Entries supplied:

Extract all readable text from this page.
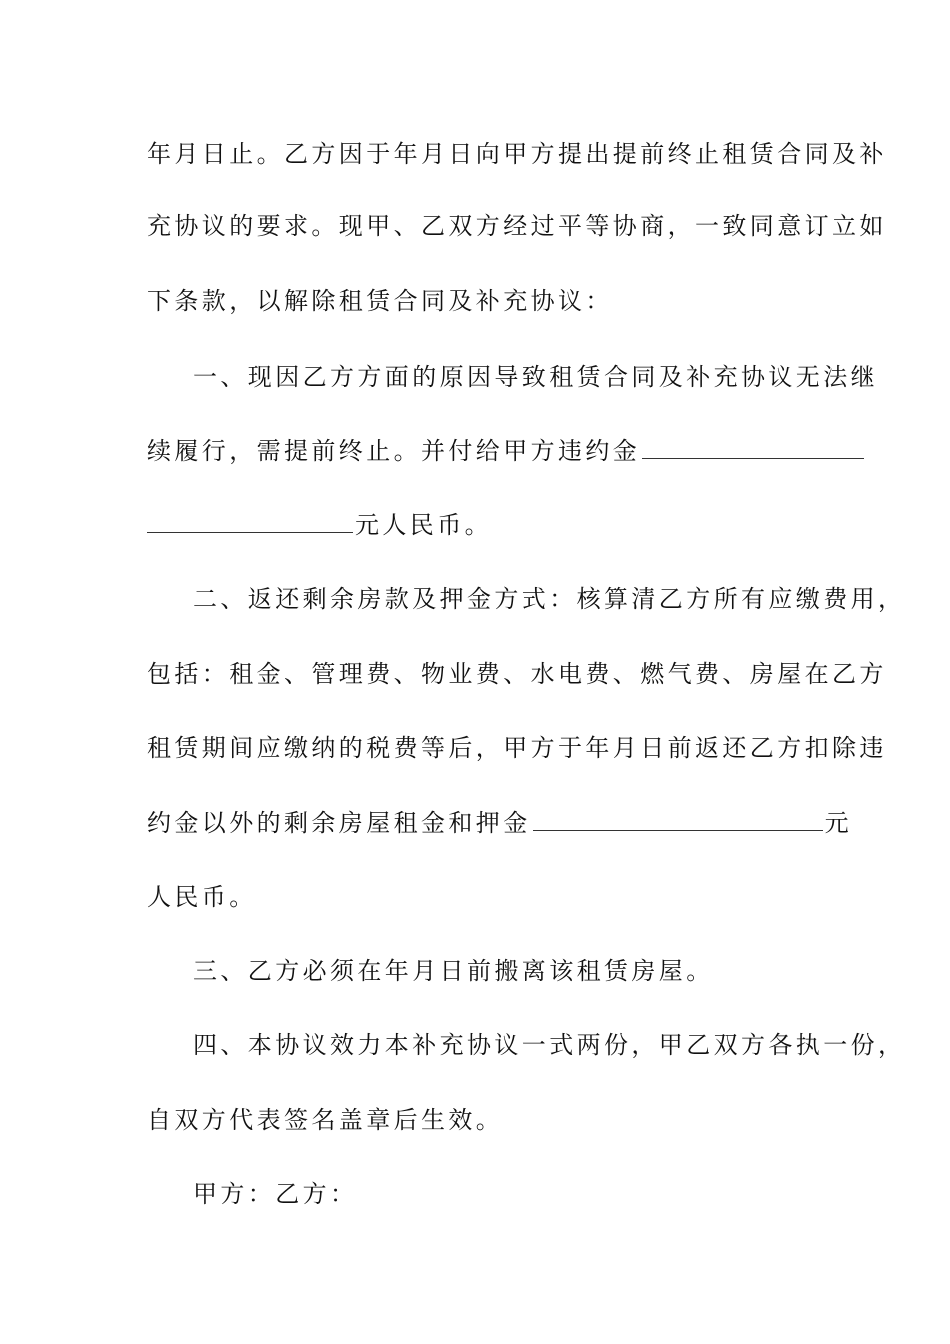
年月日止。乙方因于年月日向甲方提出提前终止租赁合同及补
充协议的要求。现甲、乙双方经过平等协商，一致同意订立如
下条款，以解除租赁合同及补充协议：
一、现因乙方方面的原因导致租赁合同及补充协议无法继
续履行，需提前终止。并付给甲方违约金
元人民币。
二、返还剩余房款及押金方式：核算清乙方所有应缴费用，
包括：租金、管理费、物业费、水电费、燃气费、房屋在乙方
租赁期间应缴纳的税费等后，甲方于年月日前返还乙方扣除违
约金以外的剩余房屋租金和押金	元
人民币。
三、乙方必须在年月日前搬离该租赁房屋。
四、本协议效力本补充协议一式两份，甲乙双方各执一份，
自双方代表签名盖章后生效。
甲方：乙方：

Goal: Exactly reproduce the entries above, minus the pictures.

Output of the task:
Extract all readable text from this page.
年月日止。乙方因于年月日向甲方提出提前终止租赁合同及补
充协议的要求。现甲、乙双方经过平等协商，一致同意订立如
下条款，以解除租赁合同及补充协议：
一、现因乙方方面的原因导致租赁合同及补充协议无法继
续履行，需提前终止。并付给甲方违约金
元人民币。
二、返还剩余房款及押金方式：核算清乙方所有应缴费用，
包括：租金、管理费、物业费、水电费、燃气费、房屋在乙方
租赁期间应缴纳的税费等后，甲方于年月日前返还乙方扣除违
约金以外的剩余房屋租金和押金	元
人民币。
三、乙方必须在年月日前搬离该租赁房屋。
四、本协议效力本补充协议一式两份，甲乙双方各执一份，
自双方代表签名盖章后生效。
甲方：乙方：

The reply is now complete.